FRAGMENT STRONY:
______
Trwa ładowanie...
Zaloguj
Praca dla ciebie
Przejdź na

W Niemczech najmniej 6,89 euro za godzinę

0
Podziel się:

Pracownicy zatrudniani w Niemczech przez agencje pośrednictwa pracy od 1 maja mogą liczyć na wynagrodzenie minimalne.

W Niemczech najmniej 6,89 euro za godzinę
(jonworth-eu/CC/Flickr)

Pracownicy zatrudniani w Niemczech przez agencje pośrednictwa pracy od 1 maja mogą liczyć na ustawowo ustalone wynagrodzenie minimalne. Polscy eksperci wskazują, że to dobra wiadomość dla Polaków, dla których także 1 maja otwiera się niemiecki rynek pracy.

Zgodnie z nowymi niemieckimi regulacjami, tamtejsze agencje pośrednictwa pracy nie będą mogły ustalać dowolnej stawki wynagrodzenia. Stawkę minimalną ustalono na 7,79 euro za godzinę w regionach zachodnich i 6,89 euro we wschodnich. Szacuje się, że ustawa dotyczy ok. 900 tys. pracowników, w tym zatrudnionych w Niemczech Polaków.
______
WIERSZE:
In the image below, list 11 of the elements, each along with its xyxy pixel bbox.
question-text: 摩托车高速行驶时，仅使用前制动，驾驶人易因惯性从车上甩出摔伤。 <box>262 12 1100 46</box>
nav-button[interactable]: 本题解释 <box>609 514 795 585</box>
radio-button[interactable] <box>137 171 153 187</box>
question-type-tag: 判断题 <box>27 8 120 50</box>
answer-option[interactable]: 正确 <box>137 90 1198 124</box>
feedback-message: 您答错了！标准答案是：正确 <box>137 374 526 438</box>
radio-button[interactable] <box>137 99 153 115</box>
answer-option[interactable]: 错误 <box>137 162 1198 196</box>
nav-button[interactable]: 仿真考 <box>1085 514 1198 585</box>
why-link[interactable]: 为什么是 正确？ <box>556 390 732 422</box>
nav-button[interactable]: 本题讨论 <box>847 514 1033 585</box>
______
DO ZROBIENIA:
**A)** Jaką minimalną stawkę godzinową ustalono dla regionów zachodnich według artykułu o płacy minimalnej w Niemczech?
**B)** Podaj dalszy ciąg artykułu o płacy minimalnej w Niemczech.

ODPOWIEDZI PO KOLEI:
**A)** 7,79 euro za godzinę.

**B)**
_ - To dobra informacja dla nas, bo płaca minimalna w branży pracy tymczasowej będzie przeciwdziałać zaniżaniu stawek. Z jednej strony pracownicy niemieccy mogą się już przestać obawiać, że rynek pracy po otwarciu granicy zostanie zalany tanimi pracownikami z zewnątrz, z drugiej - zagraniczne agencje nie będą mogły stosować dumpingu płacowego _ - skomentował ekspert niemieckiego rynku pracy ze śląskiej agencji pracy tymczasowej Work Express, Tomasz Hachuła.

Również cytowany w komunikacie prasowym Renee Reich z niemieckiej agencji doradztwa personalnego i pracy tymczasowej Piening Personal ocenia, że nowa ustawa uporządkuje rynek, a dla Polaków zatrudnianych w Niemczech oznacza przede wszystkim zatrudnienie za lepsze wynagrodzenie, bez ryzyka i nadal w pełni legalnie.

_ - Poprawia się też bezpieczeństwo zatrudnienia pracowników z Polski. Agencja pracy tymczasowej, świadcząca usługi na terenie Niemiec, musi płacić niemieckie stawki minimalne, bez względu na to skąd pochodzi, gdzie jest zarejestrowana i gdzie zrzeszona _ - powiedział Reich.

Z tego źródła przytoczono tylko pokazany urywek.